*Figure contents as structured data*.

....................

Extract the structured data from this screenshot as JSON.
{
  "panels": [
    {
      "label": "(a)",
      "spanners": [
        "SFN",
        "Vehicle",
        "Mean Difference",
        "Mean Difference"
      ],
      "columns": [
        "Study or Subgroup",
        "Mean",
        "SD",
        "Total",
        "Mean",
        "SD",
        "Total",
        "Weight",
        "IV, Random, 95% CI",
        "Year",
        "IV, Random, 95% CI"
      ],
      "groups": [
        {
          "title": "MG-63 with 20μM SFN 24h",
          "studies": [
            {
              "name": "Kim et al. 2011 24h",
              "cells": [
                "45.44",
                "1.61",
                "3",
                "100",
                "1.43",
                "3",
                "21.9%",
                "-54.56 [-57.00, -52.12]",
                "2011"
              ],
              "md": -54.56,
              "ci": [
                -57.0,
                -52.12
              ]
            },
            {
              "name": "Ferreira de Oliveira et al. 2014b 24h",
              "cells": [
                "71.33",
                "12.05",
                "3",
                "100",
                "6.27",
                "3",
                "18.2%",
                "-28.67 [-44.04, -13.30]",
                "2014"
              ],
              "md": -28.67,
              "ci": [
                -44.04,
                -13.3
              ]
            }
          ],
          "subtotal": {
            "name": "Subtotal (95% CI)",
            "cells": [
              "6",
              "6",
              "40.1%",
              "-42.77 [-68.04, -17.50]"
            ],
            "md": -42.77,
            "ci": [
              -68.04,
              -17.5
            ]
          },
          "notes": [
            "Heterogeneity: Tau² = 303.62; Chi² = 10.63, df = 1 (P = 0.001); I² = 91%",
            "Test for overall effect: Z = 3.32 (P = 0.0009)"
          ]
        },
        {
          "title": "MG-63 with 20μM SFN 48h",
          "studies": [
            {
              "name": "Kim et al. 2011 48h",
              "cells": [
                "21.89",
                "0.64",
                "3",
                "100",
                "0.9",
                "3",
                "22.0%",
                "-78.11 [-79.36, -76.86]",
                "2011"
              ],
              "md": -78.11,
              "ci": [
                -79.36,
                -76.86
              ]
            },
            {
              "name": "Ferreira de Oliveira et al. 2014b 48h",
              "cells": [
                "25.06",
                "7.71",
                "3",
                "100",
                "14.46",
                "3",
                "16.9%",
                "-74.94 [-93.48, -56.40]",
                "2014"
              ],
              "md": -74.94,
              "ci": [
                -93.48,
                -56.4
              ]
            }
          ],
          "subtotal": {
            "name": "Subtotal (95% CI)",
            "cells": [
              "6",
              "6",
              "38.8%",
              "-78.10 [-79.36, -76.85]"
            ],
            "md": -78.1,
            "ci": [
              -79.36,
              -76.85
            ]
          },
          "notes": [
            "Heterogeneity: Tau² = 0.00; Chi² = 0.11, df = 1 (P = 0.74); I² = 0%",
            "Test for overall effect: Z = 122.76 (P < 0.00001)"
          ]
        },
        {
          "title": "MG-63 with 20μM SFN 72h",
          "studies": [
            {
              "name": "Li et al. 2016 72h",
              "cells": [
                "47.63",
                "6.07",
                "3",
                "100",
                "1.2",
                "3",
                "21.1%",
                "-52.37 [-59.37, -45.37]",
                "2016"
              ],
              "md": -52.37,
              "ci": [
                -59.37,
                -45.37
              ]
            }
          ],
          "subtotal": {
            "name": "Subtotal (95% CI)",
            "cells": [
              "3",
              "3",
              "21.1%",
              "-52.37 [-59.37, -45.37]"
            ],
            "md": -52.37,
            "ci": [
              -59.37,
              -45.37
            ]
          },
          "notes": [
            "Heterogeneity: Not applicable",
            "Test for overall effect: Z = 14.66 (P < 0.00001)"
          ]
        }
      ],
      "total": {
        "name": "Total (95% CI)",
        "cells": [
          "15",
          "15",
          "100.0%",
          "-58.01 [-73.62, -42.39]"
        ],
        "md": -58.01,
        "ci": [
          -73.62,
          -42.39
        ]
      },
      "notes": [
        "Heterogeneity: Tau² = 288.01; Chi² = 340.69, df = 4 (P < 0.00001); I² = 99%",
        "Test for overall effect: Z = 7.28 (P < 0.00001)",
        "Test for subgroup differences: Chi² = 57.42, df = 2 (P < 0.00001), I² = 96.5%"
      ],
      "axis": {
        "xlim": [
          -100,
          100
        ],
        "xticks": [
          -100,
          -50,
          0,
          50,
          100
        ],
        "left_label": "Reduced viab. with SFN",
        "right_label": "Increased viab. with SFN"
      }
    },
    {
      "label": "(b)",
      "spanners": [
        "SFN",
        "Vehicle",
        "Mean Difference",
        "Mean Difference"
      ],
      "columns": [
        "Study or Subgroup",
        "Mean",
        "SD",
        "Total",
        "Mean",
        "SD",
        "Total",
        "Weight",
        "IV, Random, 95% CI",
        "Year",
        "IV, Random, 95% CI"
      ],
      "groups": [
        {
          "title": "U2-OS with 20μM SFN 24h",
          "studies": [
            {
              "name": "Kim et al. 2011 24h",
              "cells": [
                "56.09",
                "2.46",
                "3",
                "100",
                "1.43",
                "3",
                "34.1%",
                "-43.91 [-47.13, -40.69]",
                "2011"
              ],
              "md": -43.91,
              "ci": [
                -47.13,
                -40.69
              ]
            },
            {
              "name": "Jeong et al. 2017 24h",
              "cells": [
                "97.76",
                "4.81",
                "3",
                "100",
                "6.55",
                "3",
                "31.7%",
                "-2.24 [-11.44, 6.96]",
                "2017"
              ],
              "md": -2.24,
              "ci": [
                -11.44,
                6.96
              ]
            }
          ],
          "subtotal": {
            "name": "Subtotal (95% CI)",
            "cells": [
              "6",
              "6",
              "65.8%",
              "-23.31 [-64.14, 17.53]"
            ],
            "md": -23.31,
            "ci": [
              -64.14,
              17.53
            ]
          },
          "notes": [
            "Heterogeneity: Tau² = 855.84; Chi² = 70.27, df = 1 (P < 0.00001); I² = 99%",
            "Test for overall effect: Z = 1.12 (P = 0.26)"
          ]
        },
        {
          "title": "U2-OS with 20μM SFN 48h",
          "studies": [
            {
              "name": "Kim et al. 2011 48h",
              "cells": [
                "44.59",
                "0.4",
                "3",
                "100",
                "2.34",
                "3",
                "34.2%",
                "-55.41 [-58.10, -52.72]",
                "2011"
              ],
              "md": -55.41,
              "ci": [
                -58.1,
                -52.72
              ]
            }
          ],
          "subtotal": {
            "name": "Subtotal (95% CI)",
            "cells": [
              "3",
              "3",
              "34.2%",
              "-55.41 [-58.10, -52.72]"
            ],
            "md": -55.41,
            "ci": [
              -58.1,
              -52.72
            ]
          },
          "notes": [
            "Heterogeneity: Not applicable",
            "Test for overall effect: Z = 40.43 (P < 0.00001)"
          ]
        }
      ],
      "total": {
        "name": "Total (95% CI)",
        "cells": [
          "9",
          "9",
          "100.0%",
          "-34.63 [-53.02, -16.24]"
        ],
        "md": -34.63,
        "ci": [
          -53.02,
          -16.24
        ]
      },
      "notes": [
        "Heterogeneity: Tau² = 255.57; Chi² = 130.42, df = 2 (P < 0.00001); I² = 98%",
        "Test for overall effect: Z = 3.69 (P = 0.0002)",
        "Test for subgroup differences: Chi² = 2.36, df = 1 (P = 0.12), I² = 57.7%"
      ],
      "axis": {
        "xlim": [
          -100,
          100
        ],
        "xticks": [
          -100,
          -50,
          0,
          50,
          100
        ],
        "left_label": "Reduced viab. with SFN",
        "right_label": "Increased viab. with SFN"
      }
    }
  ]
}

....................

*STATED PROBLEM*. Determine how many of the lines above hold the word "Tau²", and output that number by itself.

*WRITTEN SOLUTION*. 5